_EXERCISE REQUIREMENTS_: Copy all lines below containing "screenshot".

_SUPPLIED INFORMATION_:
━━━━━━━━
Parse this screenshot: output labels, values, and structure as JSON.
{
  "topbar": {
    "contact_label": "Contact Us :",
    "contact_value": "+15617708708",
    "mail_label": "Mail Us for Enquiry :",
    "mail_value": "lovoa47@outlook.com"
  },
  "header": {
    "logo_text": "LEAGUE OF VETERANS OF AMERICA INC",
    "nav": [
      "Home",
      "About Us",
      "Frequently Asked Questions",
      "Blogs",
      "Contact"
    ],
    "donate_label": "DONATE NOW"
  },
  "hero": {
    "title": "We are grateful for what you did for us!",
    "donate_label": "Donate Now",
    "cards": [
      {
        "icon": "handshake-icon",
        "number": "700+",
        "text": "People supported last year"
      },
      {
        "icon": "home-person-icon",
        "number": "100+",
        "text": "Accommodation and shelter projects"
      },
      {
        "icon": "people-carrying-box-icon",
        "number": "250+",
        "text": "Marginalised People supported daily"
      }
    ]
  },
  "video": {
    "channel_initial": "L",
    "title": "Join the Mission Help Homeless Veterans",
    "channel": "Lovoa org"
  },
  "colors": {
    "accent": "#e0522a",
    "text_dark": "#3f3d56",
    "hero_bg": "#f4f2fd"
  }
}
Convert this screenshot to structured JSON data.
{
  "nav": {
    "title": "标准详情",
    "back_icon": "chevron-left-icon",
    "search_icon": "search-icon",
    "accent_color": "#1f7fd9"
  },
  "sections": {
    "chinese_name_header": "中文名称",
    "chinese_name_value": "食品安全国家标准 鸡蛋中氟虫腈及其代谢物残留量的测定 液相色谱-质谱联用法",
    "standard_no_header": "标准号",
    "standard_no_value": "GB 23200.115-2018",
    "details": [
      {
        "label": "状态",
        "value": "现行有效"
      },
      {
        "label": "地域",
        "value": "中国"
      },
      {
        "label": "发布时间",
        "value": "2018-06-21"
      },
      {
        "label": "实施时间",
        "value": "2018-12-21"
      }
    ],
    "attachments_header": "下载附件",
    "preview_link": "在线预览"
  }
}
━━━━━━━━
_SOLUTION TO THE PROBLEM_:
Parse this screenshot: output labels, values, and structure as JSON.
Convert this screenshot to structured JSON data.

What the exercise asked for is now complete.